◆ **Task to carry out**:
Output all lines exactly, with nothing added or dropped.

◆ **Record set**:
------------------------------------------------------------
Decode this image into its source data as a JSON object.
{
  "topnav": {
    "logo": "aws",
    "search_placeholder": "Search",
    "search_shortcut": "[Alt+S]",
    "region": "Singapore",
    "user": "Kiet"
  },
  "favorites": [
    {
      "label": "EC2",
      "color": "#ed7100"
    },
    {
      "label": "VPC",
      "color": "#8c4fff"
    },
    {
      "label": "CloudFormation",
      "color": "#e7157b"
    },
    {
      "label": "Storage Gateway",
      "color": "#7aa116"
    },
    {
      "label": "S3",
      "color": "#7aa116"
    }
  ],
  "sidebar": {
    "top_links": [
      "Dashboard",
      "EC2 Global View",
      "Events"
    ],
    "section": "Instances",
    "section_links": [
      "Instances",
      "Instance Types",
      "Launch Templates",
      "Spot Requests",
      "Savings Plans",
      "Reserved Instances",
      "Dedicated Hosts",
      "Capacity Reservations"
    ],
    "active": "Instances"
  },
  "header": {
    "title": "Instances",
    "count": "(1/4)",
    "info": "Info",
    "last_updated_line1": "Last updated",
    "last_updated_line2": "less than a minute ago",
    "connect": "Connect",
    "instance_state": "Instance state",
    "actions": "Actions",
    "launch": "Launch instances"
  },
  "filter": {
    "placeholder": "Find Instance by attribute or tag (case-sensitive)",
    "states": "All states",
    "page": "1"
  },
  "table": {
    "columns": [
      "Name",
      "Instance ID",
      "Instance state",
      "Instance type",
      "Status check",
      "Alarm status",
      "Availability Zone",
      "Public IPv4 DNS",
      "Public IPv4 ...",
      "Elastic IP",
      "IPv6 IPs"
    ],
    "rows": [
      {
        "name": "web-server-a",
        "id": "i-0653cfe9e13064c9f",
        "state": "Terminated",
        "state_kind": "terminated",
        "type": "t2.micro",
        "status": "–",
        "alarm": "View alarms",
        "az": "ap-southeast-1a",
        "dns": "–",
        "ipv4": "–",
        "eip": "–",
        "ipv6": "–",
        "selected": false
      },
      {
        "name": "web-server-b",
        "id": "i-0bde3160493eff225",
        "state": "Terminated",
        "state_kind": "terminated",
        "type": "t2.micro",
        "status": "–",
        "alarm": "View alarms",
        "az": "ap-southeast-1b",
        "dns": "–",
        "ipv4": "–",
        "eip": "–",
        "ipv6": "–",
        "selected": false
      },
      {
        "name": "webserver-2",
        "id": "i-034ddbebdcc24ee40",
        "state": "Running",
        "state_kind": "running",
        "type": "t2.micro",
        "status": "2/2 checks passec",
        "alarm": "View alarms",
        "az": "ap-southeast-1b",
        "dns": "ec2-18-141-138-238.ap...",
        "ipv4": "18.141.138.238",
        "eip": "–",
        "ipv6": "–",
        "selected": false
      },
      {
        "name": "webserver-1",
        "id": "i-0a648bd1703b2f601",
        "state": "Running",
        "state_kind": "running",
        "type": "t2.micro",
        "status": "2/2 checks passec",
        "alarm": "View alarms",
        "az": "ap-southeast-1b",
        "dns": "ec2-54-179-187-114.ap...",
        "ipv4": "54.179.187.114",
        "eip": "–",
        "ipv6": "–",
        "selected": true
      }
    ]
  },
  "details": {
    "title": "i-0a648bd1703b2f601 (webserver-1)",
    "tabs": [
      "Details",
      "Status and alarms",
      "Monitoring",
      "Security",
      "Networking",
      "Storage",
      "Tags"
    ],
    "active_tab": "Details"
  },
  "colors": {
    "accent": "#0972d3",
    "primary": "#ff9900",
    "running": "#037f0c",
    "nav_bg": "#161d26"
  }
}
------------------------------------------------------------
◆ **Response below**:
Decode this image into its source data as a JSON object.
{
  "topnav": {
    "logo": "aws",
    "search_placeholder": "Search",
    "search_shortcut": "[Alt+S]",
    "region": "Singapore",
    "user": "Kiet"
  },
  "favorites": [
    {
      "label": "EC2",
      "color": "#ed7100"
    },
    {
      "label": "VPC",
      "color": "#8c4fff"
    },
    {
      "label": "CloudFormation",
      "color": "#e7157b"
    },
    {
      "label": "Storage Gateway",
      "color": "#7aa116"
    },
    {
      "label": "S3",
      "color": "#7aa116"
    }
  ],
  "sidebar": {
    "top_links": [
      "Dashboard",
      "EC2 Global View",
      "Events"
    ],
    "section": "Instances",
    "section_links": [
      "Instances",
      "Instance Types",
      "Launch Templates",
      "Spot Requests",
      "Savings Plans",
      "Reserved Instances",
      "Dedicated Hosts",
      "Capacity Reservations"
    ],
    "active": "Instances"
  },
  "header": {
    "title": "Instances",
    "count": "(1/4)",
    "info": "Info",
    "last_updated_line1": "Last updated",
    "last_updated_line2": "less than a minute ago",
    "connect": "Connect",
    "instance_state": "Instance state",
    "actions": "Actions",
    "launch": "Launch instances"
  },
  "filter": {
    "placeholder": "Find Instance by attribute or tag (case-sensitive)",
    "states": "All states",
    "page": "1"
  },
  "table": {
    "columns": [
      "Name",
      "Instance ID",
      "Instance state",
      "Instance type",
      "Status check",
      "Alarm status",
      "Availability Zone",
      "Public IPv4 DNS",
      "Public IPv4 ...",
      "Elastic IP",
      "IPv6 IPs"
    ],
    "rows": [
      {
        "name": "web-server-a",
        "id": "i-0653cfe9e13064c9f",
        "state": "Terminated",
        "state_kind": "terminated",
        "type": "t2.micro",
        "status": "–",
        "alarm": "View alarms",
        "az": "ap-southeast-1a",
        "dns": "–",
        "ipv4": "–",
        "eip": "–",
        "ipv6": "–",
        "selected": false
      },
      {
        "name": "web-server-b",
        "id": "i-0bde3160493eff225",
        "state": "Terminated",
        "state_kind": "terminated",
        "type": "t2.micro",
        "status": "–",
        "alarm": "View alarms",
        "az": "ap-southeast-1b",
        "dns": "–",
        "ipv4": "–",
        "eip": "–",
        "ipv6": "–",
        "selected": false
      },
      {
        "name": "webserver-2",
        "id": "i-034ddbebdcc24ee40",
        "state": "Running",
        "state_kind": "running",
        "type": "t2.micro",
        "status": "2/2 checks passec",
        "alarm": "View alarms",
        "az": "ap-southeast-1b",
        "dns": "ec2-18-141-138-238.ap...",
        "ipv4": "18.141.138.238",
        "eip": "–",
        "ipv6": "–",
        "selected": false
      },
      {
        "name": "webserver-1",
        "id": "i-0a648bd1703b2f601",
        "state": "Running",
        "state_kind": "running",
        "type": "t2.micro",
        "status": "2/2 checks passec",
        "alarm": "View alarms",
        "az": "ap-southeast-1b",
        "dns": "ec2-54-179-187-114.ap...",
        "ipv4": "54.179.187.114",
        "eip": "–",
        "ipv6": "–",
        "selected": true
      }
    ]
  },
  "details": {
    "title": "i-0a648bd1703b2f601 (webserver-1)",
    "tabs": [
      "Details",
      "Status and alarms",
      "Monitoring",
      "Security",
      "Networking",
      "Storage",
      "Tags"
    ],
    "active_tab": "Details"
  },
  "colors": {
    "accent": "#0972d3",
    "primary": "#ff9900",
    "running": "#037f0c",
    "nav_bg": "#161d26"
  }
}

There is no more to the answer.